TASK BRIEF
Print all entries precisely as they are written.

INPUT RECORDS

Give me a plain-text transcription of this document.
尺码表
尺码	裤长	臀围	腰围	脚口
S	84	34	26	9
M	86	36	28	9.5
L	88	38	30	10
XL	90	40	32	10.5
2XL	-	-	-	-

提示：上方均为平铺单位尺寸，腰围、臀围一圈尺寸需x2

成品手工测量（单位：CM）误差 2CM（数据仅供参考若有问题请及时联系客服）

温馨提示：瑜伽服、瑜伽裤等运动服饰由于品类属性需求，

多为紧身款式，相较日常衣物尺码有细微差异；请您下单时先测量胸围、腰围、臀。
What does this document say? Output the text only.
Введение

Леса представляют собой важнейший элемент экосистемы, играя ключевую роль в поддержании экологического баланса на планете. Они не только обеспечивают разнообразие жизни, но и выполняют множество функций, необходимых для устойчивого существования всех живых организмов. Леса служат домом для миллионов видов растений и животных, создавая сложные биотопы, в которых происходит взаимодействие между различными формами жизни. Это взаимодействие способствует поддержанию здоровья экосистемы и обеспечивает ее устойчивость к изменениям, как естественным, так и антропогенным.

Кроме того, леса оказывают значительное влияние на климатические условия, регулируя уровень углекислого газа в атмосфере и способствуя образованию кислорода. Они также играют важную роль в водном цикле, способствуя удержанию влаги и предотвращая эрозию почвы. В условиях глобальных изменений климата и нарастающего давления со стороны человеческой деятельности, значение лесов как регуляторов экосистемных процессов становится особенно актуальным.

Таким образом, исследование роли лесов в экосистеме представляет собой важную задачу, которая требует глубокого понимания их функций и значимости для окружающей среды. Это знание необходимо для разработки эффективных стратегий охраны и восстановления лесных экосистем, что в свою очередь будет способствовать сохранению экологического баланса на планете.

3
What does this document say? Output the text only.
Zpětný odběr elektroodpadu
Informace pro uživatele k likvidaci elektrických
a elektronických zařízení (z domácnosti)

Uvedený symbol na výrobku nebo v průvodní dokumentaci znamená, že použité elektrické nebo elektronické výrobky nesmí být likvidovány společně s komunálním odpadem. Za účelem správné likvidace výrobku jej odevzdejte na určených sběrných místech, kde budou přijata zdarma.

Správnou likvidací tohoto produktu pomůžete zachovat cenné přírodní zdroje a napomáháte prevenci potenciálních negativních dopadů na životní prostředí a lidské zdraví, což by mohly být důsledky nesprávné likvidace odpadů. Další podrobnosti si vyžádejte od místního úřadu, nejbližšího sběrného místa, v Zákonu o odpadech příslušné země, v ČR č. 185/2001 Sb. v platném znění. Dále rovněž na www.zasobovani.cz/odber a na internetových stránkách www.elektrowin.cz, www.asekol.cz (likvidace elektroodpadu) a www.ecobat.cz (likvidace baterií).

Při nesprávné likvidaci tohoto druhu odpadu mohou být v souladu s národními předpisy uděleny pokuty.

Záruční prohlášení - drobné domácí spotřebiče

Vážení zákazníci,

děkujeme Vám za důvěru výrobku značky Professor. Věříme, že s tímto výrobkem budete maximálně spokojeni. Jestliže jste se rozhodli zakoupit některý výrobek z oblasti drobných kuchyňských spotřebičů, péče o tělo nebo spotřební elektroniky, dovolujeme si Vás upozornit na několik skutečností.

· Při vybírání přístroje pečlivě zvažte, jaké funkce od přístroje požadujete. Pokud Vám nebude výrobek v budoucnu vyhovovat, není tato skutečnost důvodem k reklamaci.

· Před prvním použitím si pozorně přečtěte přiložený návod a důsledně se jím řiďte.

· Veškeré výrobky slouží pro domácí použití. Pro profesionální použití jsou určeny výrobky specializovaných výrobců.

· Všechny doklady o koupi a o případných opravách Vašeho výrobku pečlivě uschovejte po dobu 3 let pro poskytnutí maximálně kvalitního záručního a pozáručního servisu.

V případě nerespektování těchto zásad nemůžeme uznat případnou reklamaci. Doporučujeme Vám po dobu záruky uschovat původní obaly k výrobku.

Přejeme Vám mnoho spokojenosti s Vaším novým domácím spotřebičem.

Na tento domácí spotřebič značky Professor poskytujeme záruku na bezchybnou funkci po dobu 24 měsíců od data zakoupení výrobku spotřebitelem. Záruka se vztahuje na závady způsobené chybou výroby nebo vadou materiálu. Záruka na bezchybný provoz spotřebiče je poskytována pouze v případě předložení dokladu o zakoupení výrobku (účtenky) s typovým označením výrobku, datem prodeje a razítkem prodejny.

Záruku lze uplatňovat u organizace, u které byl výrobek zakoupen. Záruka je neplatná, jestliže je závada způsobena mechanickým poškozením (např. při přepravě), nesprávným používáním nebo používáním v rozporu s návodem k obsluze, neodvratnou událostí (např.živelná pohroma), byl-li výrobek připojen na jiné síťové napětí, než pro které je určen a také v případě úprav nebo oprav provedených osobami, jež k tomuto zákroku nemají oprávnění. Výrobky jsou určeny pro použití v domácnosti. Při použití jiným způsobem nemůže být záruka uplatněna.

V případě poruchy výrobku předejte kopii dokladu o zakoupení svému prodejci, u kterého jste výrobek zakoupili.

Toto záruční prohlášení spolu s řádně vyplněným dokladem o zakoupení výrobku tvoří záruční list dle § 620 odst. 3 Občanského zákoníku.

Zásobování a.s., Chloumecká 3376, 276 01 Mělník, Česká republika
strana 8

SOLUTION FOR THIS TASK
Give me a plain-text transcription of this document.
尺码表
尺码	裤长	臀围	腰围	脚口
S	84	34	26	9
M	86	36	28	9.5
L	88	38	30	10
XL	90	40	32	10.5
2XL	-	-	-	-

提示：上方均为平铺单位尺寸，腰围、臀围一圈尺寸需x2

成品手工测量（单位：CM）误差 2CM（数据仅供参考若有问题请及时联系客服）

温馨提示：瑜伽服、瑜伽裤等运动服饰由于品类属性需求，

多为紧身款式，相较日常衣物尺码有细微差异；请您下单时先测量胸围、腰围、臀。
What does this document say? Output the text only.
Введение

Леса представляют собой важнейший элемент экосистемы, играя ключевую роль в поддержании экологического баланса на планете. Они не только обеспечивают разнообразие жизни, но и выполняют множество функций, необходимых для устойчивого существования всех живых организмов. Леса служат домом для миллионов видов растений и животных, создавая сложные биотопы, в которых происходит взаимодействие между различными формами жизни. Это взаимодействие способствует поддержанию здоровья экосистемы и обеспечивает ее устойчивость к изменениям, как естественным, так и антропогенным.

Кроме того, леса оказывают значительное влияние на климатические условия, регулируя уровень углекислого газа в атмосфере и способствуя образованию кислорода. Они также играют важную роль в водном цикле, способствуя удержанию влаги и предотвращая эрозию почвы. В условиях глобальных изменений климата и нарастающего давления со стороны человеческой деятельности, значение лесов как регуляторов экосистемных процессов становится особенно актуальным.

Таким образом, исследование роли лесов в экосистеме представляет собой важную задачу, которая требует глубокого понимания их функций и значимости для окружающей среды. Это знание необходимо для разработки эффективных стратегий охраны и восстановления лесных экосистем, что в свою очередь будет способствовать сохранению экологического баланса на планете.

3
What does this document say? Output the text only.
Zpětný odběr elektroodpadu
Informace pro uživatele k likvidaci elektrických
a elektronických zařízení (z domácnosti)

Uvedený symbol na výrobku nebo v průvodní dokumentaci znamená, že použité elektrické nebo elektronické výrobky nesmí být likvidovány společně s komunálním odpadem. Za účelem správné likvidace výrobku jej odevzdejte na určených sběrných místech, kde budou přijata zdarma.

Správnou likvidací tohoto produktu pomůžete zachovat cenné přírodní zdroje a napomáháte prevenci potenciálních negativních dopadů na životní prostředí a lidské zdraví, což by mohly být důsledky nesprávné likvidace odpadů. Další podrobnosti si vyžádejte od místního úřadu, nejbližšího sběrného místa, v Zákonu o odpadech příslušné země, v ČR č. 185/2001 Sb. v platném znění. Dále rovněž na www.zasobovani.cz/odber a na internetových stránkách www.elektrowin.cz, www.asekol.cz (likvidace elektroodpadu) a www.ecobat.cz (likvidace baterií).

Při nesprávné likvidaci tohoto druhu odpadu mohou být v souladu s národními předpisy uděleny pokuty.

Záruční prohlášení - drobné domácí spotřebiče

Vážení zákazníci,

děkujeme Vám za důvěru výrobku značky Professor. Věříme, že s tímto výrobkem budete maximálně spokojeni. Jestliže jste se rozhodli zakoupit některý výrobek z oblasti drobných kuchyňských spotřebičů, péče o tělo nebo spotřební elektroniky, dovolujeme si Vás upozornit na několik skutečností.

· Při vybírání přístroje pečlivě zvažte, jaké funkce od přístroje požadujete. Pokud Vám nebude výrobek v budoucnu vyhovovat, není tato skutečnost důvodem k reklamaci.

· Před prvním použitím si pozorně přečtěte přiložený návod a důsledně se jím řiďte.

· Veškeré výrobky slouží pro domácí použití. Pro profesionální použití jsou určeny výrobky specializovaných výrobců.

· Všechny doklady o koupi a o případných opravách Vašeho výrobku pečlivě uschovejte po dobu 3 let pro poskytnutí maximálně kvalitního záručního a pozáručního servisu.

V případě nerespektování těchto zásad nemůžeme uznat případnou reklamaci. Doporučujeme Vám po dobu záruky uschovat původní obaly k výrobku.

Přejeme Vám mnoho spokojenosti s Vaším novým domácím spotřebičem.

Na tento domácí spotřebič značky Professor poskytujeme záruku na bezchybnou funkci po dobu 24 měsíců od data zakoupení výrobku spotřebitelem. Záruka se vztahuje na závady způsobené chybou výroby nebo vadou materiálu. Záruka na bezchybný provoz spotřebiče je poskytována pouze v případě předložení dokladu o zakoupení výrobku (účtenky) s typovým označením výrobku, datem prodeje a razítkem prodejny.

Záruku lze uplatňovat u organizace, u které byl výrobek zakoupen. Záruka je neplatná, jestliže je závada způsobena mechanickým poškozením (např. při přepravě), nesprávným používáním nebo používáním v rozporu s návodem k obsluze, neodvratnou událostí (např.živelná pohroma), byl-li výrobek připojen na jiné síťové napětí, než pro které je určen a také v případě úprav nebo oprav provedených osobami, jež k tomuto zákroku nemají oprávnění. Výrobky jsou určeny pro použití v domácnosti. Při použití jiným způsobem nemůže být záruka uplatněna.

V případě poruchy výrobku předejte kopii dokladu o zakoupení svému prodejci, u kterého jste výrobek zakoupili.

Toto záruční prohlášení spolu s řádně vyplněným dokladem o zakoupení výrobku tvoří záruční list dle § 620 odst. 3 Občanského zákoníku.

Zásobování a.s., Chloumecká 3376, 276 01 Mělník, Česká republika
strana 8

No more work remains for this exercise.